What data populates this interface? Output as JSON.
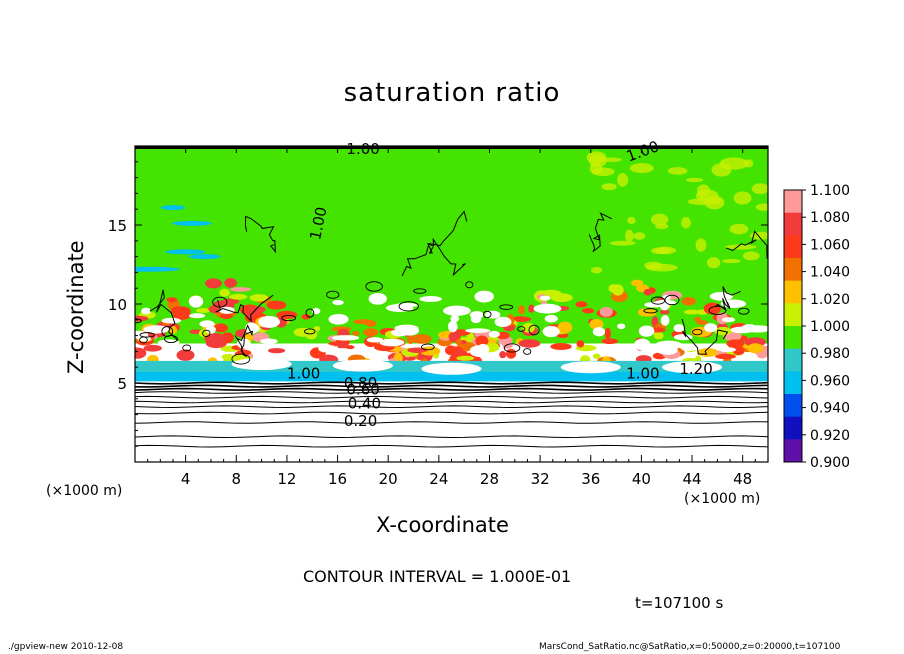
{
  "chart_data": {
    "type": "heatmap",
    "title": "saturation ratio",
    "xlabel": "X-coordinate",
    "ylabel": "Z-coordinate",
    "x_unit_label": "(×1000 m)",
    "x_ticks": [
      4,
      8,
      12,
      16,
      20,
      24,
      28,
      32,
      36,
      40,
      44,
      48
    ],
    "y_ticks": [
      5,
      10,
      15
    ],
    "xlim": [
      0,
      50
    ],
    "ylim": [
      0,
      20
    ],
    "colorbar": {
      "levels": [
        "1.100",
        "1.080",
        "1.060",
        "1.040",
        "1.020",
        "1.000",
        "0.980",
        "0.960",
        "0.940",
        "0.920",
        "0.900"
      ],
      "colors": [
        "#ff9a9a",
        "#f23c3c",
        "#ff3a1a",
        "#f07000",
        "#ffc000",
        "#c8f000",
        "#44e400",
        "#30c8c8",
        "#00c0f0",
        "#0050f0",
        "#1010c0",
        "#6010a8"
      ]
    },
    "contour_labels": [
      "0.20",
      "0.40",
      "0.60",
      "0.80",
      "1.00",
      "1.20"
    ],
    "contour_interval_text": "CONTOUR INTERVAL = 1.000E-01",
    "time_text": "t=107100 s",
    "footer_left": "./gpview-new   2010-12-08",
    "footer_right": "MarsCond_SatRatio.nc@SatRatio,x=0:50000,z=0:20000,t=107100"
  }
}
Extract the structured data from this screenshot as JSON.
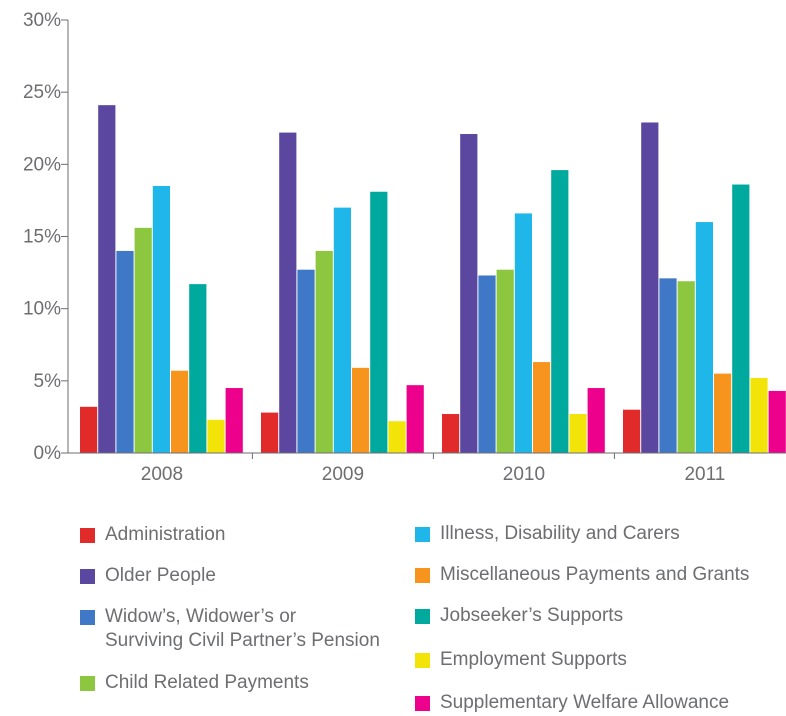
{
  "chart_data": {
    "type": "bar",
    "categories": [
      "2008",
      "2009",
      "2010",
      "2011"
    ],
    "y_ticks": [
      "0%",
      "5%",
      "10%",
      "15%",
      "20%",
      "25%",
      "30%"
    ],
    "ylim": [
      0,
      30
    ],
    "y_unit": "%",
    "grid": false,
    "legend_position": "bottom",
    "series": [
      {
        "name": "Administration",
        "color": "#e12a2a",
        "values": [
          3.2,
          2.8,
          2.7,
          3.0
        ]
      },
      {
        "name": "Older People",
        "color": "#5b47a0",
        "values": [
          24.1,
          22.2,
          22.1,
          22.9
        ]
      },
      {
        "name": "Widow’s, Widower’s or\nSurviving Civil Partner’s Pension",
        "color": "#3f78c6",
        "values": [
          14.0,
          12.7,
          12.3,
          12.1
        ]
      },
      {
        "name": "Child Related Payments",
        "color": "#8dc63f",
        "values": [
          15.6,
          14.0,
          12.7,
          11.9
        ]
      },
      {
        "name": "Illness, Disability and Carers",
        "color": "#1fb6e9",
        "values": [
          18.5,
          17.0,
          16.6,
          16.0
        ]
      },
      {
        "name": "Miscellaneous Payments and Grants",
        "color": "#f7941d",
        "values": [
          5.7,
          5.9,
          6.3,
          5.5
        ]
      },
      {
        "name": "Jobseeker’s Supports",
        "color": "#00a99d",
        "values": [
          11.7,
          18.1,
          19.6,
          18.6
        ]
      },
      {
        "name": "Employment Supports",
        "color": "#f2e409",
        "values": [
          2.3,
          2.2,
          2.7,
          5.2
        ]
      },
      {
        "name": "Supplementary Welfare Allowance",
        "color": "#ec008c",
        "values": [
          4.5,
          4.7,
          4.5,
          4.3
        ]
      }
    ]
  }
}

----

## CHALLENGE
Copy the records above exactly, leaving out every picture.

## TASK RESPONSE
What data populates this interface? Output as JSON.
{
  "chart_data": {
    "type": "heatmap",
    "title": "saturation ratio",
    "xlabel": "X-coordinate",
    "ylabel": "Z-coordinate",
    "x_unit_label": "(×1000 m)",
    "x_ticks": [
      4,
      8,
      12,
      16,
      20,
      24,
      28,
      32,
      36,
      40,
      44,
      48
    ],
    "y_ticks": [
      5,
      10,
      15
    ],
    "xlim": [
      0,
      50
    ],
    "ylim": [
      0,
      20
    ],
    "colorbar": {
      "levels": [
        "1.100",
        "1.080",
        "1.060",
        "1.040",
        "1.020",
        "1.000",
        "0.980",
        "0.960",
        "0.940",
        "0.920",
        "0.900"
      ],
      "colors": [
        "#ff9a9a",
        "#f23c3c",
        "#ff3a1a",
        "#f07000",
        "#ffc000",
        "#c8f000",
        "#44e400",
        "#30c8c8",
        "#00c0f0",
        "#0050f0",
        "#1010c0",
        "#6010a8"
      ]
    },
    "contour_labels": [
      "0.20",
      "0.40",
      "0.60",
      "0.80",
      "1.00",
      "1.20"
    ],
    "contour_interval_text": "CONTOUR INTERVAL = 1.000E-01",
    "time_text": "t=107100 s",
    "footer_left": "./gpview-new   2010-12-08",
    "footer_right": "MarsCond_SatRatio.nc@SatRatio,x=0:50000,z=0:20000,t=107100"
  }
}
Extract the structured data from this screenshot as JSON.
{
  "chart_data": {
    "type": "bar",
    "categories": [
      "2008",
      "2009",
      "2010",
      "2011"
    ],
    "y_ticks": [
      "0%",
      "5%",
      "10%",
      "15%",
      "20%",
      "25%",
      "30%"
    ],
    "ylim": [
      0,
      30
    ],
    "y_unit": "%",
    "grid": false,
    "legend_position": "bottom",
    "series": [
      {
        "name": "Administration",
        "color": "#e12a2a",
        "values": [
          3.2,
          2.8,
          2.7,
          3.0
        ]
      },
      {
        "name": "Older People",
        "color": "#5b47a0",
        "values": [
          24.1,
          22.2,
          22.1,
          22.9
        ]
      },
      {
        "name": "Widow’s, Widower’s or\nSurviving Civil Partner’s Pension",
        "color": "#3f78c6",
        "values": [
          14.0,
          12.7,
          12.3,
          12.1
        ]
      },
      {
        "name": "Child Related Payments",
        "color": "#8dc63f",
        "values": [
          15.6,
          14.0,
          12.7,
          11.9
        ]
      },
      {
        "name": "Illness, Disability and Carers",
        "color": "#1fb6e9",
        "values": [
          18.5,
          17.0,
          16.6,
          16.0
        ]
      },
      {
        "name": "Miscellaneous Payments and Grants",
        "color": "#f7941d",
        "values": [
          5.7,
          5.9,
          6.3,
          5.5
        ]
      },
      {
        "name": "Jobseeker’s Supports",
        "color": "#00a99d",
        "values": [
          11.7,
          18.1,
          19.6,
          18.6
        ]
      },
      {
        "name": "Employment Supports",
        "color": "#f2e409",
        "values": [
          2.3,
          2.2,
          2.7,
          5.2
        ]
      },
      {
        "name": "Supplementary Welfare Allowance",
        "color": "#ec008c",
        "values": [
          4.5,
          4.7,
          4.5,
          4.3
        ]
      }
    ]
  }
}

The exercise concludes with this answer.